> [GIVEN REQUEST] Omitting all pictures, copy word for word the lines from the line containing "Read this page and output its text content." through the final line of the entries.

> [DATA PROVIDED]
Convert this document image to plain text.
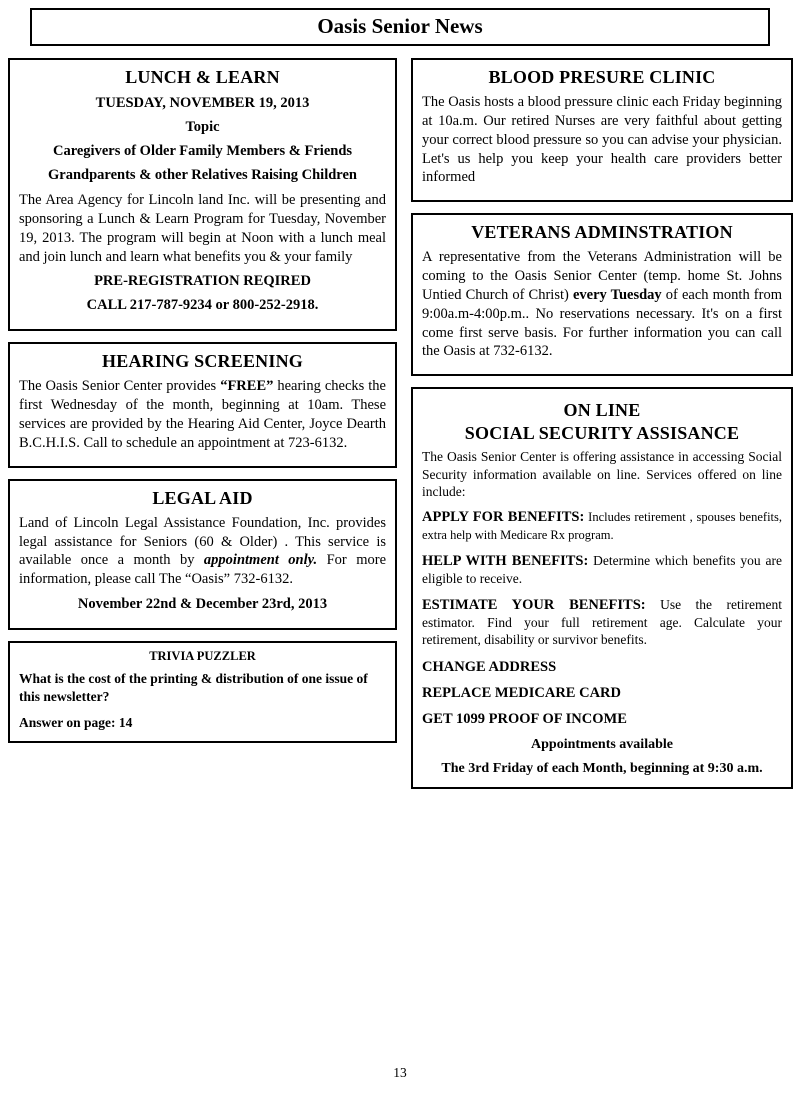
Oasis Senior News
LUNCH & LEARN
TUESDAY, NOVEMBER 19, 2013
Topic
Caregivers of Older Family Members & Friends
Grandparents & other Relatives Raising Children
The Area Agency for Lincoln land Inc. will be presenting and sponsoring a Lunch & Learn Program for Tuesday, November 19, 2013. The program will begin at Noon with a lunch meal and join lunch and learn what benefits you & your family
PRE-REGISTRATION REQIRED
CALL 217-787-9234 or 800-252-2918.
HEARING SCREENING
The Oasis Senior Center provides “FREE” hearing checks the first Wednesday of the month, beginning at 10am. These services are provided by the Hearing Aid Center, Joyce Dearth B.C.H.I.S. Call to schedule an appointment at 723-6132.
LEGAL AID
Land of Lincoln Legal Assistance Foundation, Inc. provides legal assistance for Seniors (60 & Older) . This service is available once a month by appointment only. For more information, please call The “Oasis” 732-6132.
November 22nd & December 23rd, 2013
TRIVIA PUZZLER
What is the cost of the printing & distribution of one issue of this newsletter?
Answer on page: 14
BLOOD PRESURE CLINIC
The Oasis hosts a blood pressure clinic each Friday beginning at 10a.m. Our retired Nurses are very faithful about getting your correct blood pressure so you can advise your physician. Let's us help you keep your health care providers better informed
VETERANS ADMINSTRATION
A representative from the Veterans Administration will be coming to the Oasis Senior Center (temp. home St. Johns Untied Church of Christ) every Tuesday of each month from 9:00a.m-4:00p.m.. No reservations necessary. It's on a first come first serve basis. For further information you can call the Oasis at 732-6132.
ON LINE
SOCIAL SECURITY ASSISANCE
The Oasis Senior Center is offering assistance in accessing Social Security information available on line. Services offered on line include:
APPLY FOR BENEFITS: Includes retirement , spouses benefits, extra help with Medicare Rx program.
HELP WITH BENEFITS: Determine which benefits you are eligible to receive.
ESTIMATE YOUR BENEFITS: Use the retirement estimator. Find your full retirement age. Calculate your retirement, disability or survivor benefits.
CHANGE ADDRESS
REPLACE MEDICARE CARD
GET 1099 PROOF OF INCOME
Appointments available
The 3rd Friday of each Month, beginning at 9:30 a.m.
13
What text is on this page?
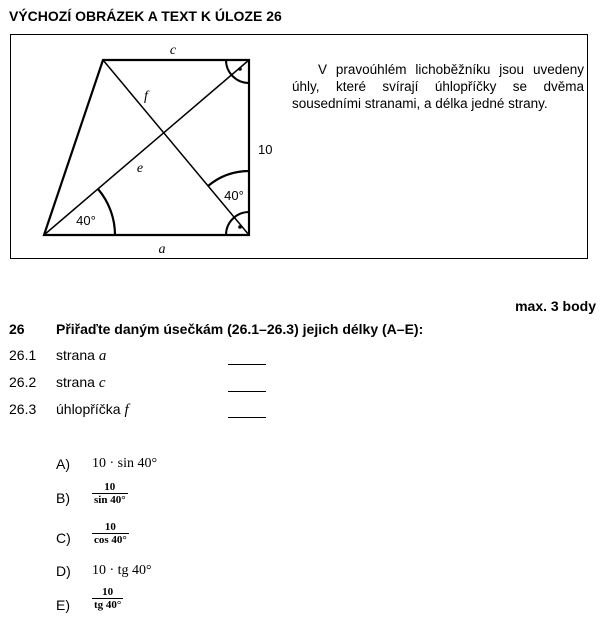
VÝCHOZÍ OBRÁZEK A TEXT K ÚLOZE 26
c
f
e
a
10
40°
40°
V pravoúhlém lichoběžníku jsou uvedeny úhly, které svírají úhlopříčky se dvěma sousedními stranami, a délka jedné strany.
max. 3 body
26 Přiřaďte daným úsečkám (26.1–26.3) jejich délky (A–E):
26.1 strana a
26.2 strana c
26.3 úhlopříčka f
A) 10 · sin 40°
$B) \frac{10}{\sin 40^\circ}$
$C) \frac{10}{\cos 40^\circ}$
D) 10 · tg 40°
$E) \frac{10}{tg 40^\circ}$
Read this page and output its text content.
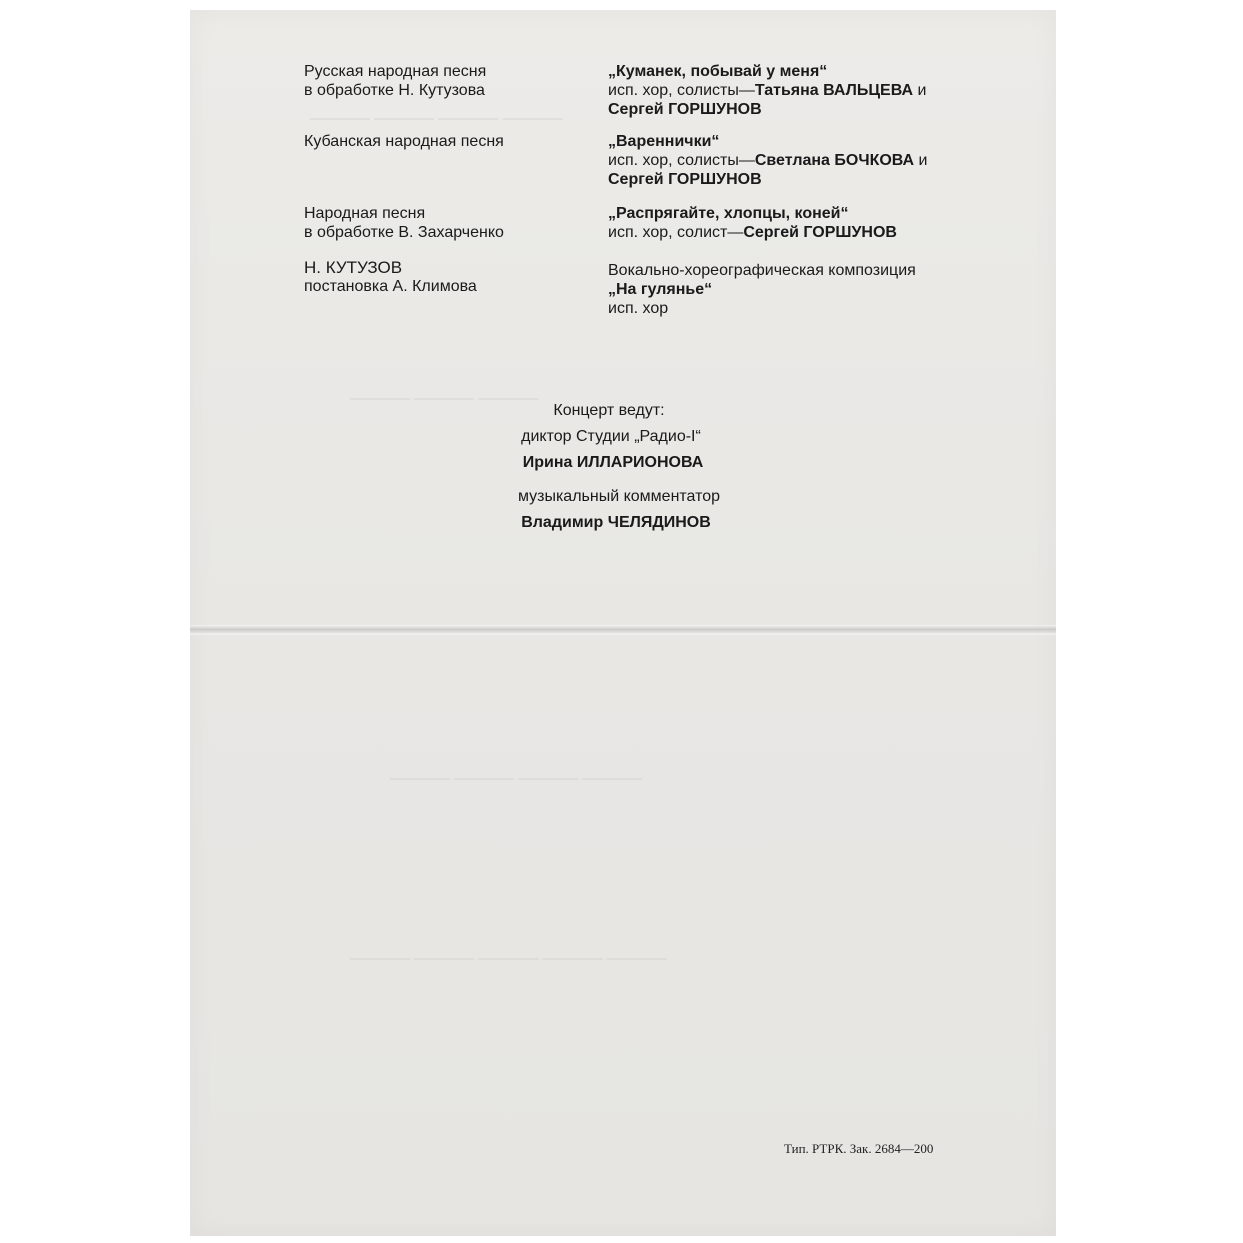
———— ———— ———— ————
———— ———— ————
———— ———— ———— ————
———— ———— ———— ———— ————
Русская народная песня
в обработке Н. Кутузова
„Куманек, побывай у меня“
исп. хор, солисты—Татьяна ВАЛЬЦЕВА и
Сергей ГОРШУНОВ
Кубанская народная песня	„Вареннички“
исп. хор, солисты—Светлана БОЧКОВА и
Сергей ГОРШУНОВ
Народная песня
в обработке В. Захарченко
„Распрягайте, хлопцы, коней“
исп. хор, солист—Сергей ГОРШУНОВ
Н. КУТУЗОВ
постановка А. Климова
Вокально-хореографическая композиция
„На гулянье“
исп. хор
Концерт ведут:
диктор Студии „Радио-I“
Ирина ИЛЛАРИОНОВА
музыкальный комментатор
Владимир ЧЕЛЯДИНОВ
Тип. РТРК. Зак. 2684—200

> [RESPONSE TO THIS EXERCISE]
Read this page and output its text content.
———— ———— ———— ————
———— ———— ————
———— ———— ———— ————
———— ———— ———— ———— ————
Русская народная песня
в обработке Н. Кутузова
„Куманек, побывай у меня“
исп. хор, солисты—Татьяна ВАЛЬЦЕВА и
Сергей ГОРШУНОВ
Кубанская народная песня	„Вареннички“
исп. хор, солисты—Светлана БОЧКОВА и
Сергей ГОРШУНОВ
Народная песня
в обработке В. Захарченко
„Распрягайте, хлопцы, коней“
исп. хор, солист—Сергей ГОРШУНОВ
Н. КУТУЗОВ
постановка А. Климова
Вокально-хореографическая композиция
„На гулянье“
исп. хор
Концерт ведут:
диктор Студии „Радио-I“
Ирина ИЛЛАРИОНОВА
музыкальный комментатор
Владимир ЧЕЛЯДИНОВ
Тип. РТРК. Зак. 2684—200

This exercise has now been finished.